Records to process:
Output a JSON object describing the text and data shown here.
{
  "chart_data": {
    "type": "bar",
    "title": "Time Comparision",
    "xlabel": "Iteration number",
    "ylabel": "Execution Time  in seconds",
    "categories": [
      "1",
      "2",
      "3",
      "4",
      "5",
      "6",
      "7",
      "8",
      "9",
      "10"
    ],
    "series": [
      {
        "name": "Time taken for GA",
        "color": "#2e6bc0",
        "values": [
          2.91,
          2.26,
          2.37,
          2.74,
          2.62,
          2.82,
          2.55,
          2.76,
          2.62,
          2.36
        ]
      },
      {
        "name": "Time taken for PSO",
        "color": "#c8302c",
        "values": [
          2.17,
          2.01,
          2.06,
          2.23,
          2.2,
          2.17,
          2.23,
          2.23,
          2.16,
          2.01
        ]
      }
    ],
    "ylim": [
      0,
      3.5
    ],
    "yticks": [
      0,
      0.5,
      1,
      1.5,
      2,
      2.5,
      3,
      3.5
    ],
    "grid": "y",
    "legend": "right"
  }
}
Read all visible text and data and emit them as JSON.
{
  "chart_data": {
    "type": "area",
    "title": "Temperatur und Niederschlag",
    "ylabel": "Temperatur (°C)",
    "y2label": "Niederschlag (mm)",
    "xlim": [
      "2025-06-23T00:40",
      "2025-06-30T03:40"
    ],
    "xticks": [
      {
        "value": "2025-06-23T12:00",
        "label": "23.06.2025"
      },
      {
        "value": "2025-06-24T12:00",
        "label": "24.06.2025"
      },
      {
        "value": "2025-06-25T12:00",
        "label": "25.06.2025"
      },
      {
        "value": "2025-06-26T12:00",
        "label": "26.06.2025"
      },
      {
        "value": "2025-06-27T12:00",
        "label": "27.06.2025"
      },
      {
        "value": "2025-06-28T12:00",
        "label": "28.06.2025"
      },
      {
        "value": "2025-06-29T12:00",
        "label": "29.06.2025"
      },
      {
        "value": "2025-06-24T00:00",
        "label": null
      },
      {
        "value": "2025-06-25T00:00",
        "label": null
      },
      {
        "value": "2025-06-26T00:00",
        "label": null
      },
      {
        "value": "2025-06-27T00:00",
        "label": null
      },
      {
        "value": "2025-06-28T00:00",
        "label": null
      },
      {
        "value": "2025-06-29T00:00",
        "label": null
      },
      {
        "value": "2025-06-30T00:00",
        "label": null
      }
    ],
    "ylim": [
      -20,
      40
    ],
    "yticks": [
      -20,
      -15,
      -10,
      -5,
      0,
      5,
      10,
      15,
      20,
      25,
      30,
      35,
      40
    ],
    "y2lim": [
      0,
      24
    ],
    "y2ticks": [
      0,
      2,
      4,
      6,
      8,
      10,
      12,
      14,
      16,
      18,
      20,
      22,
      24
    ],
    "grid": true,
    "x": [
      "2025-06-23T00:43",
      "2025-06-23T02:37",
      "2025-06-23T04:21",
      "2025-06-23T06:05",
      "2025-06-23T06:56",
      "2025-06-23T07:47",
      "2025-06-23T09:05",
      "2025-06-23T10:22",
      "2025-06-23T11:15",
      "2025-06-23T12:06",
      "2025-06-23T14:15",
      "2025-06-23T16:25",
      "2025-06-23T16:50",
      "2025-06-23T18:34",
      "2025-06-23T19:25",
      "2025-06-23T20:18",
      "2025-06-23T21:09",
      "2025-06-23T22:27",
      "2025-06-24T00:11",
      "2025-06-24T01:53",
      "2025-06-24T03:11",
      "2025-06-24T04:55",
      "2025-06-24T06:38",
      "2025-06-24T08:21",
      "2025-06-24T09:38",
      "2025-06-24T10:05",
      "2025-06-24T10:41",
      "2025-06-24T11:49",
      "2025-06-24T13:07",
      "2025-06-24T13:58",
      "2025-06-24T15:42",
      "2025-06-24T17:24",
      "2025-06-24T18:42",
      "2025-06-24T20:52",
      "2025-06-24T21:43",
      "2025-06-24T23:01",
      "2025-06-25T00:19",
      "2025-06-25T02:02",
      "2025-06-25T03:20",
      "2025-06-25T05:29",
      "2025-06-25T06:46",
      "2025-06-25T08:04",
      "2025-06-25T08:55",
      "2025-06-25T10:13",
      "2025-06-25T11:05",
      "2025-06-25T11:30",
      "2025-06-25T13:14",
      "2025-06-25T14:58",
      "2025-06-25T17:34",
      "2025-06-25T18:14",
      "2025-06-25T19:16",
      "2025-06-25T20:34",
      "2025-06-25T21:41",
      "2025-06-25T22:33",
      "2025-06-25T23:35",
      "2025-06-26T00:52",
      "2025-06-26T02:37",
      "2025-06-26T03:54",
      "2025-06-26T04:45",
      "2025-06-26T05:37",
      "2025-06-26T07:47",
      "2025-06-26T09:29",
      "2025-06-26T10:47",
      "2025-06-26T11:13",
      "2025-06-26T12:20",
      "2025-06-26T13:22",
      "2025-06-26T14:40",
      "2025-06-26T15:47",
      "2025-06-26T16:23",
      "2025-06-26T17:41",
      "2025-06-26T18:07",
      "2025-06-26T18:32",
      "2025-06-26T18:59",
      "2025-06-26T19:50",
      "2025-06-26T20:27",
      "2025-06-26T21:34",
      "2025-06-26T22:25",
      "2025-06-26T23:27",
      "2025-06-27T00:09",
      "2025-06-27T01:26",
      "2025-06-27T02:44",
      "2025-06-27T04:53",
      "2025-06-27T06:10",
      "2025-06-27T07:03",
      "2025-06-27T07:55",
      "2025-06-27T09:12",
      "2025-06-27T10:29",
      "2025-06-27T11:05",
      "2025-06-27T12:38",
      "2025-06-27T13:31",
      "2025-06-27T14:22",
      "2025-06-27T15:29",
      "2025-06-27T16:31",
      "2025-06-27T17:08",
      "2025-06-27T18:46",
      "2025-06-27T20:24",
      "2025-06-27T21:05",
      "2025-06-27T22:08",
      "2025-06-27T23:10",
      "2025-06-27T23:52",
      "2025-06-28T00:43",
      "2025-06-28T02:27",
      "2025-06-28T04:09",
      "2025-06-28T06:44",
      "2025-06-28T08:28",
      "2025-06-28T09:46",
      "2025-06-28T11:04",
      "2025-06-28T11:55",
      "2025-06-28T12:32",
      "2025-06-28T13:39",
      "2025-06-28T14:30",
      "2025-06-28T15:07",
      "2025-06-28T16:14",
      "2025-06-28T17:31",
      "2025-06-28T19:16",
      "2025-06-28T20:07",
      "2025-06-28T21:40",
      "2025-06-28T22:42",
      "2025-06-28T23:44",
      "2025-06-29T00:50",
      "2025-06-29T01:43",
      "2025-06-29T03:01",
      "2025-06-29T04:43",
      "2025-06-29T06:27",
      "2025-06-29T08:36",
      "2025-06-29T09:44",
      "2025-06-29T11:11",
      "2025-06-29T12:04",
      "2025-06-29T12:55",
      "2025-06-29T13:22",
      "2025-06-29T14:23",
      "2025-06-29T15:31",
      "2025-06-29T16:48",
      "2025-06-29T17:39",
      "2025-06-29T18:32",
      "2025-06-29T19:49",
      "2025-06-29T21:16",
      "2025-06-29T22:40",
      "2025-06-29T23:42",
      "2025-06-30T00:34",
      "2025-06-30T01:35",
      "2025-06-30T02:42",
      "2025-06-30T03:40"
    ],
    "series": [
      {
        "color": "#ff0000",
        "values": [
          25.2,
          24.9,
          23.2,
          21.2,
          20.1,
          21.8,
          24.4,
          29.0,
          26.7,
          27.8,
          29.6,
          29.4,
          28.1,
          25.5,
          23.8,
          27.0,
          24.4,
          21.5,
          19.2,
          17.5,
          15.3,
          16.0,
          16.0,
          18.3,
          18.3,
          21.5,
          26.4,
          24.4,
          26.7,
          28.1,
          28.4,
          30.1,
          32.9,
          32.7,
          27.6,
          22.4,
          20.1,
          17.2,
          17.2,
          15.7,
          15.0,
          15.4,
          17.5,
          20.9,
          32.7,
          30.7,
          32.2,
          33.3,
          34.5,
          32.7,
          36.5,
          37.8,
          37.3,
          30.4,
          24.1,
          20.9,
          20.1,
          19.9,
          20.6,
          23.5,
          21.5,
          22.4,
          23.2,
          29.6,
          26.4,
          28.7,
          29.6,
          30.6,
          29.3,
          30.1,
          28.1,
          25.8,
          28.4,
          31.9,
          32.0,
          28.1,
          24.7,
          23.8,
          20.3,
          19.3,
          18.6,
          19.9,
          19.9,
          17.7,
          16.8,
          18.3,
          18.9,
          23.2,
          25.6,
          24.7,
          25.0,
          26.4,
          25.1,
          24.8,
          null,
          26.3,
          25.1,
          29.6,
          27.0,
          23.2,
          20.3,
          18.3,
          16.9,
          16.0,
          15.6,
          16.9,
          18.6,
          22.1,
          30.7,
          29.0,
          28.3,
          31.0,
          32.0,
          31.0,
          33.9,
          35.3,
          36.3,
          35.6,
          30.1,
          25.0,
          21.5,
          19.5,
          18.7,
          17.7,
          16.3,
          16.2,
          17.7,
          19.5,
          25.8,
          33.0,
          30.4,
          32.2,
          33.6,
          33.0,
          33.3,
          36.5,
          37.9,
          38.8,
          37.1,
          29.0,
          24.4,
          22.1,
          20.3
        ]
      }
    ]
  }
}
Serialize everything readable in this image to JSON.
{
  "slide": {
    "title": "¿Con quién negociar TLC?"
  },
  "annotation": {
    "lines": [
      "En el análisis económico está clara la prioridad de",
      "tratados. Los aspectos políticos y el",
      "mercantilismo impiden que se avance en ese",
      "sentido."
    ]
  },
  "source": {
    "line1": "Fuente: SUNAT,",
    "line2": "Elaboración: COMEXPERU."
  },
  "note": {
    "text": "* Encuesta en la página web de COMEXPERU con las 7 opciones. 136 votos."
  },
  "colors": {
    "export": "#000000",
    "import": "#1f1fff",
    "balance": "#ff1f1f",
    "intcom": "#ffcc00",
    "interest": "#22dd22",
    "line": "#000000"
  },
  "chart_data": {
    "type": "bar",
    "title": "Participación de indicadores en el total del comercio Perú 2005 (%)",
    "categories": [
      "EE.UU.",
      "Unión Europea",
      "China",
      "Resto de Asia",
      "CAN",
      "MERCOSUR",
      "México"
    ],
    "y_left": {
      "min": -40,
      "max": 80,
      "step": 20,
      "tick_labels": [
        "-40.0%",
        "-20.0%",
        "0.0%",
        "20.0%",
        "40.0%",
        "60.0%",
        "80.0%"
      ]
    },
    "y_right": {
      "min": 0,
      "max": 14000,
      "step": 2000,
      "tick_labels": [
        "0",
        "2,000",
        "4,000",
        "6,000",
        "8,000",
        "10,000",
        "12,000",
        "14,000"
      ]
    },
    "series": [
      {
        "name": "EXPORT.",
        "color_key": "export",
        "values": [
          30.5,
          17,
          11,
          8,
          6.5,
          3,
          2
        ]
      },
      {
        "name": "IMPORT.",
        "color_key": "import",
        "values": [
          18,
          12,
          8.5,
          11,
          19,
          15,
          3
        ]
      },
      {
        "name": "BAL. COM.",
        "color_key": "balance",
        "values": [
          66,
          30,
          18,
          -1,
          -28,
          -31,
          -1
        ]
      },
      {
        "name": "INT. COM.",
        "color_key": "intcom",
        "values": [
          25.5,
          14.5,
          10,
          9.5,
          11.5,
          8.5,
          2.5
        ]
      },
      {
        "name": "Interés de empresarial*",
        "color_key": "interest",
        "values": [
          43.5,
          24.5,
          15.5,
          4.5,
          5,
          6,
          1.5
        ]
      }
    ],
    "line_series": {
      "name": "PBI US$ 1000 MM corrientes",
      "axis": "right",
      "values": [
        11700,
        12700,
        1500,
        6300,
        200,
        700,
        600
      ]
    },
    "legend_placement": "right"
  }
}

What the task requires: Copy out each line of the data where the string "taken" appears.

Complete answer:
        "name": "Time taken for GA",
        "name": "Time taken for PSO",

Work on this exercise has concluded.